**INSTRUCTIONS TO FOLLOW**
Transcribe each line exactly.

**DATA SHOWN**
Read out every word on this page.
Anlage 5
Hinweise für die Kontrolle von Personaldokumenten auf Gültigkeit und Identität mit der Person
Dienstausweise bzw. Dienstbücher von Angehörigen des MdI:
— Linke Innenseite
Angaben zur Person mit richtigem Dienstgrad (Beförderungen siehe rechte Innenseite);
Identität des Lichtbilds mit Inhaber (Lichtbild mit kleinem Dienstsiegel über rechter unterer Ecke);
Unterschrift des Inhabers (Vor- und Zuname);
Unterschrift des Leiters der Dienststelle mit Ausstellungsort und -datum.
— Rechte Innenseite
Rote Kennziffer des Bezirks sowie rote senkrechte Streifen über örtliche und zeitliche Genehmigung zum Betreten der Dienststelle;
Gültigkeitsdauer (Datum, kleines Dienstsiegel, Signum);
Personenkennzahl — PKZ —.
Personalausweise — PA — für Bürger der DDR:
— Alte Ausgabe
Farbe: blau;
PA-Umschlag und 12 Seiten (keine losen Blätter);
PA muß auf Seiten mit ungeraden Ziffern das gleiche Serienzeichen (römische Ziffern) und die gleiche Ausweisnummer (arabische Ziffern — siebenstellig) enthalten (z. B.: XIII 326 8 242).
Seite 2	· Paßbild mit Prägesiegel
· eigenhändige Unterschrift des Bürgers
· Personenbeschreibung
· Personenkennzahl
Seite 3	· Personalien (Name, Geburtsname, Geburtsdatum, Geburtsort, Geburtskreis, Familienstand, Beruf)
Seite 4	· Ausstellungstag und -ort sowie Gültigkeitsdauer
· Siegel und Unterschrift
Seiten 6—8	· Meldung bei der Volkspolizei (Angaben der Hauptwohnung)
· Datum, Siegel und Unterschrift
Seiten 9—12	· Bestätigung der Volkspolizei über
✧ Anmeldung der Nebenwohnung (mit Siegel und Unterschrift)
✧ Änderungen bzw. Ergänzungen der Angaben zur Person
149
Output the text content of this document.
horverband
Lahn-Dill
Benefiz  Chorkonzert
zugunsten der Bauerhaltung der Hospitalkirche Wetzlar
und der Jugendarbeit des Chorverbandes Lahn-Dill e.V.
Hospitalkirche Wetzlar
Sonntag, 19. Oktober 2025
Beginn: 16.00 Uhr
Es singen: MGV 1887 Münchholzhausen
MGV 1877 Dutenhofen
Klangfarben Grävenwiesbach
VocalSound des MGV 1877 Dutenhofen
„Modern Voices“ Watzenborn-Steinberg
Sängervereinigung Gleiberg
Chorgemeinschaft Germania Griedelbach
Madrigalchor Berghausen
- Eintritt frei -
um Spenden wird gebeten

**RESPONSE**
Read out every word on this page.
Anlage 5
Hinweise für die Kontrolle von Personaldokumenten auf Gültigkeit und Identität mit der Person
Dienstausweise bzw. Dienstbücher von Angehörigen des MdI:
— Linke Innenseite
Angaben zur Person mit richtigem Dienstgrad (Beförderungen siehe rechte Innenseite);
Identität des Lichtbilds mit Inhaber (Lichtbild mit kleinem Dienstsiegel über rechter unterer Ecke);
Unterschrift des Inhabers (Vor- und Zuname);
Unterschrift des Leiters der Dienststelle mit Ausstellungsort und -datum.
— Rechte Innenseite
Rote Kennziffer des Bezirks sowie rote senkrechte Streifen über örtliche und zeitliche Genehmigung zum Betreten der Dienststelle;
Gültigkeitsdauer (Datum, kleines Dienstsiegel, Signum);
Personenkennzahl — PKZ —.
Personalausweise — PA — für Bürger der DDR:
— Alte Ausgabe
Farbe: blau;
PA-Umschlag und 12 Seiten (keine losen Blätter);
PA muß auf Seiten mit ungeraden Ziffern das gleiche Serienzeichen (römische Ziffern) und die gleiche Ausweisnummer (arabische Ziffern — siebenstellig) enthalten (z. B.: XIII 326 8 242).
Seite 2	· Paßbild mit Prägesiegel
· eigenhändige Unterschrift des Bürgers
· Personenbeschreibung
· Personenkennzahl
Seite 3	· Personalien (Name, Geburtsname, Geburtsdatum, Geburtsort, Geburtskreis, Familienstand, Beruf)
Seite 4	· Ausstellungstag und -ort sowie Gültigkeitsdauer
· Siegel und Unterschrift
Seiten 6—8	· Meldung bei der Volkspolizei (Angaben der Hauptwohnung)
· Datum, Siegel und Unterschrift
Seiten 9—12	· Bestätigung der Volkspolizei über
✧ Anmeldung der Nebenwohnung (mit Siegel und Unterschrift)
✧ Änderungen bzw. Ergänzungen der Angaben zur Person
149
Output the text content of this document.
horverband
Lahn-Dill
Benefiz  Chorkonzert
zugunsten der Bauerhaltung der Hospitalkirche Wetzlar
und der Jugendarbeit des Chorverbandes Lahn-Dill e.V.
Hospitalkirche Wetzlar
Sonntag, 19. Oktober 2025
Beginn: 16.00 Uhr
Es singen: MGV 1887 Münchholzhausen
MGV 1877 Dutenhofen
Klangfarben Grävenwiesbach
VocalSound des MGV 1877 Dutenhofen
„Modern Voices“ Watzenborn-Steinberg
Sängervereinigung Gleiberg
Chorgemeinschaft Germania Griedelbach
Madrigalchor Berghausen
- Eintritt frei -
um Spenden wird gebeten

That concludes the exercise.